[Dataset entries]
◇ ◇ ◇ ◇ ◇ ◇ ◇

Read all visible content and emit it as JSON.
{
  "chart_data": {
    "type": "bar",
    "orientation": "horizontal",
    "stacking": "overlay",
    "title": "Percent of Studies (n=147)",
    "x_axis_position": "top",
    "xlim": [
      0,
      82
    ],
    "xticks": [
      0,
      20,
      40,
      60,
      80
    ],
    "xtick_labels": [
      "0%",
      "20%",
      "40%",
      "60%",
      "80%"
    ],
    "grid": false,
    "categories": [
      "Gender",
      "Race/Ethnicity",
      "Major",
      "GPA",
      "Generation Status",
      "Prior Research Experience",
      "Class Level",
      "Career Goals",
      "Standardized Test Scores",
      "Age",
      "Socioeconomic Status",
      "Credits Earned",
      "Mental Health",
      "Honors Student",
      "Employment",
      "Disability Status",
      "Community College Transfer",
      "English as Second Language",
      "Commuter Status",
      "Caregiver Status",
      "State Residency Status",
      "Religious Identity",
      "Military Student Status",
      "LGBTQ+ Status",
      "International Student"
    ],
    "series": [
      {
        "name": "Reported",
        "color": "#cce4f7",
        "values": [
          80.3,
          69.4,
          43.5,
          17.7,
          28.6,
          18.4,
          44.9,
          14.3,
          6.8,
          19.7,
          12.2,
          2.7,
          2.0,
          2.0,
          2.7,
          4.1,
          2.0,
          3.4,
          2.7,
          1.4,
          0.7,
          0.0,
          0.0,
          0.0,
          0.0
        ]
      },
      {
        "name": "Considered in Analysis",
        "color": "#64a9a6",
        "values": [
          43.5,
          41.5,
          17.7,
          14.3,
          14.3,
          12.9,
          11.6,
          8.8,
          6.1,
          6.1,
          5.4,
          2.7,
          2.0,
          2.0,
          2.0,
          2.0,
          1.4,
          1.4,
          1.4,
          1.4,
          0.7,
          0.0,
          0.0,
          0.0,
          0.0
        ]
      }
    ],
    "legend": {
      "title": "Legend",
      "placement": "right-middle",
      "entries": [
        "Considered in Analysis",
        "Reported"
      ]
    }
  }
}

◇ ◇ ◇ ◇ ◇ ◇ ◇

Restate each of the entries above verbatim.

Read all visible content and emit it as JSON.
{
  "chart_data": {
    "type": "bar",
    "orientation": "horizontal",
    "stacking": "overlay",
    "title": "Percent of Studies (n=147)",
    "x_axis_position": "top",
    "xlim": [
      0,
      82
    ],
    "xticks": [
      0,
      20,
      40,
      60,
      80
    ],
    "xtick_labels": [
      "0%",
      "20%",
      "40%",
      "60%",
      "80%"
    ],
    "grid": false,
    "categories": [
      "Gender",
      "Race/Ethnicity",
      "Major",
      "GPA",
      "Generation Status",
      "Prior Research Experience",
      "Class Level",
      "Career Goals",
      "Standardized Test Scores",
      "Age",
      "Socioeconomic Status",
      "Credits Earned",
      "Mental Health",
      "Honors Student",
      "Employment",
      "Disability Status",
      "Community College Transfer",
      "English as Second Language",
      "Commuter Status",
      "Caregiver Status",
      "State Residency Status",
      "Religious Identity",
      "Military Student Status",
      "LGBTQ+ Status",
      "International Student"
    ],
    "series": [
      {
        "name": "Reported",
        "color": "#cce4f7",
        "values": [
          80.3,
          69.4,
          43.5,
          17.7,
          28.6,
          18.4,
          44.9,
          14.3,
          6.8,
          19.7,
          12.2,
          2.7,
          2.0,
          2.0,
          2.7,
          4.1,
          2.0,
          3.4,
          2.7,
          1.4,
          0.7,
          0.0,
          0.0,
          0.0,
          0.0
        ]
      },
      {
        "name": "Considered in Analysis",
        "color": "#64a9a6",
        "values": [
          43.5,
          41.5,
          17.7,
          14.3,
          14.3,
          12.9,
          11.6,
          8.8,
          6.1,
          6.1,
          5.4,
          2.7,
          2.0,
          2.0,
          2.0,
          2.0,
          1.4,
          1.4,
          1.4,
          1.4,
          0.7,
          0.0,
          0.0,
          0.0,
          0.0
        ]
      }
    ],
    "legend": {
      "title": "Legend",
      "placement": "right-middle",
      "entries": [
        "Considered in Analysis",
        "Reported"
      ]
    }
  }
}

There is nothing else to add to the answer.